━━━ Data in this exercise ━━━
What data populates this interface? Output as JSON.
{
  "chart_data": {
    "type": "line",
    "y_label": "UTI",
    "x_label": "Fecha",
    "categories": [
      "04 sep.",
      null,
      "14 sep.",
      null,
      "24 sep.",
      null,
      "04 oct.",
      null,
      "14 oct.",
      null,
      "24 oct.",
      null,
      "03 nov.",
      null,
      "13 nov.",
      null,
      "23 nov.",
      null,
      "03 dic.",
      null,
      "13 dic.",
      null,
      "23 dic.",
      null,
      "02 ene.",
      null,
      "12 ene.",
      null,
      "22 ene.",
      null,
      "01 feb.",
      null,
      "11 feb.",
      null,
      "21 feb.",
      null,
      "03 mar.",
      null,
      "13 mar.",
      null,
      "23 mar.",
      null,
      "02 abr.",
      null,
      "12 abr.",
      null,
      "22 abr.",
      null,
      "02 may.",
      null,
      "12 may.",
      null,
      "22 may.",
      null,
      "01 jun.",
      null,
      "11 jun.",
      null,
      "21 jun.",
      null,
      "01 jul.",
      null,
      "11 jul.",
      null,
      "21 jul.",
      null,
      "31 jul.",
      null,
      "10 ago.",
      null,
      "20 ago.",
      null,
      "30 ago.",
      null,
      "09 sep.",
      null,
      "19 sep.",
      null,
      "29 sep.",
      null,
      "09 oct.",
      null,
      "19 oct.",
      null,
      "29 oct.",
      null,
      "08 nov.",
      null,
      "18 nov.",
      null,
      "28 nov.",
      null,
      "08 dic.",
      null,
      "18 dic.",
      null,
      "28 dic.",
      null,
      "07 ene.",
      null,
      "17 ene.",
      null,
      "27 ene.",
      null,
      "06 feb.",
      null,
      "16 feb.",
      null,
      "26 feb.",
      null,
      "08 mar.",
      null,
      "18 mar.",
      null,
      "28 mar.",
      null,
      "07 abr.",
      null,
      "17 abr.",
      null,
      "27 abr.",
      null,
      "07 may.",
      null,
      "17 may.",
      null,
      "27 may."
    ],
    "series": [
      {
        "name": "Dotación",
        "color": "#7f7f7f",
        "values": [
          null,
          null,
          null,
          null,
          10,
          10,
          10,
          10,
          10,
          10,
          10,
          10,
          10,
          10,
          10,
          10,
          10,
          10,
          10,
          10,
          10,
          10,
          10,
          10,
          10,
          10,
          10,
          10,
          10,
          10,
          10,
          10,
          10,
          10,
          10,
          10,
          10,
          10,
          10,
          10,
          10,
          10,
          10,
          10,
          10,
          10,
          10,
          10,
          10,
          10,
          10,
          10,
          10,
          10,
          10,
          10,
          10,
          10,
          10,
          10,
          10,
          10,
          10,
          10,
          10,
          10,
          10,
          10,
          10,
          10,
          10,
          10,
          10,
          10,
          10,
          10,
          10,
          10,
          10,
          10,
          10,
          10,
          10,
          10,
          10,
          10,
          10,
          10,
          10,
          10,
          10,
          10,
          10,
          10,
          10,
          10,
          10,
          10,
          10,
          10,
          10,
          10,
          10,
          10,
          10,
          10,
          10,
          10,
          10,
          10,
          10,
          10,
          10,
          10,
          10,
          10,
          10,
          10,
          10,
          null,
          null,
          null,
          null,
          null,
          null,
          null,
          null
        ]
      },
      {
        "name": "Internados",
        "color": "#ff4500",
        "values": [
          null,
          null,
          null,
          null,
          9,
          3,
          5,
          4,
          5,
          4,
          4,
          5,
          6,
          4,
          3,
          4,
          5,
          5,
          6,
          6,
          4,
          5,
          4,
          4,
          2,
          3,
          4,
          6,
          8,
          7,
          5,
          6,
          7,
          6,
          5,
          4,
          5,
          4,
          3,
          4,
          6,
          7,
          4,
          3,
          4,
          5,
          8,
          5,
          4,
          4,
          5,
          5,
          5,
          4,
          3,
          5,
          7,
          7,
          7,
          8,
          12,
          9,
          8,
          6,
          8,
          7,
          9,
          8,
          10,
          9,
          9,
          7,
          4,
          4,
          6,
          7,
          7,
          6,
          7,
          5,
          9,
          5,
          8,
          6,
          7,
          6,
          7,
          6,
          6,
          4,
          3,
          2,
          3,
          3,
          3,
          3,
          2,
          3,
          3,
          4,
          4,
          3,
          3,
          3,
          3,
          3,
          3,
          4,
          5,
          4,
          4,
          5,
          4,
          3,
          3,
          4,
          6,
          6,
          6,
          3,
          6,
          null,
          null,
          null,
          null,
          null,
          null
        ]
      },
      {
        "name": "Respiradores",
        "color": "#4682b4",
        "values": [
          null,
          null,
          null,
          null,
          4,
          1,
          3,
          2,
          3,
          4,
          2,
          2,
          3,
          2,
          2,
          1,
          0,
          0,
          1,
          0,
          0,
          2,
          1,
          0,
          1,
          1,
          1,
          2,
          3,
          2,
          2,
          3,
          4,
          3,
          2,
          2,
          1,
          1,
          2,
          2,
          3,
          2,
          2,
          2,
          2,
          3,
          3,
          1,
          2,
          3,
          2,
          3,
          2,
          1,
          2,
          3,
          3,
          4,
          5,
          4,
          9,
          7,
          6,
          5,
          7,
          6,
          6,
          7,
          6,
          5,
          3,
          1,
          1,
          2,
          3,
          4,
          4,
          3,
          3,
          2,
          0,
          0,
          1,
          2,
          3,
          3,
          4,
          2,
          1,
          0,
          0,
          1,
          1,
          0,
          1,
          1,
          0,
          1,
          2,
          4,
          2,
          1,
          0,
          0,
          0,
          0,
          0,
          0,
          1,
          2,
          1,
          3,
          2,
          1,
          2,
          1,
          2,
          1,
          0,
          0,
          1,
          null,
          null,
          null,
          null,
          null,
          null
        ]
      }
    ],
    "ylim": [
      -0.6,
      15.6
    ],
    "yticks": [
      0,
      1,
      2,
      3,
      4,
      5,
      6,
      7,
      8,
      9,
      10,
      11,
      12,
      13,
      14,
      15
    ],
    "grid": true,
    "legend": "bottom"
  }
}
━━━
▸ What you will do
Please reproduce each record precisely as written.

▸ Result for this task
What data populates this interface? Output as JSON.
{
  "chart_data": {
    "type": "line",
    "y_label": "UTI",
    "x_label": "Fecha",
    "categories": [
      "04 sep.",
      null,
      "14 sep.",
      null,
      "24 sep.",
      null,
      "04 oct.",
      null,
      "14 oct.",
      null,
      "24 oct.",
      null,
      "03 nov.",
      null,
      "13 nov.",
      null,
      "23 nov.",
      null,
      "03 dic.",
      null,
      "13 dic.",
      null,
      "23 dic.",
      null,
      "02 ene.",
      null,
      "12 ene.",
      null,
      "22 ene.",
      null,
      "01 feb.",
      null,
      "11 feb.",
      null,
      "21 feb.",
      null,
      "03 mar.",
      null,
      "13 mar.",
      null,
      "23 mar.",
      null,
      "02 abr.",
      null,
      "12 abr.",
      null,
      "22 abr.",
      null,
      "02 may.",
      null,
      "12 may.",
      null,
      "22 may.",
      null,
      "01 jun.",
      null,
      "11 jun.",
      null,
      "21 jun.",
      null,
      "01 jul.",
      null,
      "11 jul.",
      null,
      "21 jul.",
      null,
      "31 jul.",
      null,
      "10 ago.",
      null,
      "20 ago.",
      null,
      "30 ago.",
      null,
      "09 sep.",
      null,
      "19 sep.",
      null,
      "29 sep.",
      null,
      "09 oct.",
      null,
      "19 oct.",
      null,
      "29 oct.",
      null,
      "08 nov.",
      null,
      "18 nov.",
      null,
      "28 nov.",
      null,
      "08 dic.",
      null,
      "18 dic.",
      null,
      "28 dic.",
      null,
      "07 ene.",
      null,
      "17 ene.",
      null,
      "27 ene.",
      null,
      "06 feb.",
      null,
      "16 feb.",
      null,
      "26 feb.",
      null,
      "08 mar.",
      null,
      "18 mar.",
      null,
      "28 mar.",
      null,
      "07 abr.",
      null,
      "17 abr.",
      null,
      "27 abr.",
      null,
      "07 may.",
      null,
      "17 may.",
      null,
      "27 may."
    ],
    "series": [
      {
        "name": "Dotación",
        "color": "#7f7f7f",
        "values": [
          null,
          null,
          null,
          null,
          10,
          10,
          10,
          10,
          10,
          10,
          10,
          10,
          10,
          10,
          10,
          10,
          10,
          10,
          10,
          10,
          10,
          10,
          10,
          10,
          10,
          10,
          10,
          10,
          10,
          10,
          10,
          10,
          10,
          10,
          10,
          10,
          10,
          10,
          10,
          10,
          10,
          10,
          10,
          10,
          10,
          10,
          10,
          10,
          10,
          10,
          10,
          10,
          10,
          10,
          10,
          10,
          10,
          10,
          10,
          10,
          10,
          10,
          10,
          10,
          10,
          10,
          10,
          10,
          10,
          10,
          10,
          10,
          10,
          10,
          10,
          10,
          10,
          10,
          10,
          10,
          10,
          10,
          10,
          10,
          10,
          10,
          10,
          10,
          10,
          10,
          10,
          10,
          10,
          10,
          10,
          10,
          10,
          10,
          10,
          10,
          10,
          10,
          10,
          10,
          10,
          10,
          10,
          10,
          10,
          10,
          10,
          10,
          10,
          10,
          10,
          10,
          10,
          10,
          10,
          null,
          null,
          null,
          null,
          null,
          null,
          null,
          null
        ]
      },
      {
        "name": "Internados",
        "color": "#ff4500",
        "values": [
          null,
          null,
          null,
          null,
          9,
          3,
          5,
          4,
          5,
          4,
          4,
          5,
          6,
          4,
          3,
          4,
          5,
          5,
          6,
          6,
          4,
          5,
          4,
          4,
          2,
          3,
          4,
          6,
          8,
          7,
          5,
          6,
          7,
          6,
          5,
          4,
          5,
          4,
          3,
          4,
          6,
          7,
          4,
          3,
          4,
          5,
          8,
          5,
          4,
          4,
          5,
          5,
          5,
          4,
          3,
          5,
          7,
          7,
          7,
          8,
          12,
          9,
          8,
          6,
          8,
          7,
          9,
          8,
          10,
          9,
          9,
          7,
          4,
          4,
          6,
          7,
          7,
          6,
          7,
          5,
          9,
          5,
          8,
          6,
          7,
          6,
          7,
          6,
          6,
          4,
          3,
          2,
          3,
          3,
          3,
          3,
          2,
          3,
          3,
          4,
          4,
          3,
          3,
          3,
          3,
          3,
          3,
          4,
          5,
          4,
          4,
          5,
          4,
          3,
          3,
          4,
          6,
          6,
          6,
          3,
          6,
          null,
          null,
          null,
          null,
          null,
          null
        ]
      },
      {
        "name": "Respiradores",
        "color": "#4682b4",
        "values": [
          null,
          null,
          null,
          null,
          4,
          1,
          3,
          2,
          3,
          4,
          2,
          2,
          3,
          2,
          2,
          1,
          0,
          0,
          1,
          0,
          0,
          2,
          1,
          0,
          1,
          1,
          1,
          2,
          3,
          2,
          2,
          3,
          4,
          3,
          2,
          2,
          1,
          1,
          2,
          2,
          3,
          2,
          2,
          2,
          2,
          3,
          3,
          1,
          2,
          3,
          2,
          3,
          2,
          1,
          2,
          3,
          3,
          4,
          5,
          4,
          9,
          7,
          6,
          5,
          7,
          6,
          6,
          7,
          6,
          5,
          3,
          1,
          1,
          2,
          3,
          4,
          4,
          3,
          3,
          2,
          0,
          0,
          1,
          2,
          3,
          3,
          4,
          2,
          1,
          0,
          0,
          1,
          1,
          0,
          1,
          1,
          0,
          1,
          2,
          4,
          2,
          1,
          0,
          0,
          0,
          0,
          0,
          0,
          1,
          2,
          1,
          3,
          2,
          1,
          2,
          1,
          2,
          1,
          0,
          0,
          1,
          null,
          null,
          null,
          null,
          null,
          null
        ]
      }
    ],
    "ylim": [
      -0.6,
      15.6
    ],
    "yticks": [
      0,
      1,
      2,
      3,
      4,
      5,
      6,
      7,
      8,
      9,
      10,
      11,
      12,
      13,
      14,
      15
    ],
    "grid": true,
    "legend": "bottom"
  }
}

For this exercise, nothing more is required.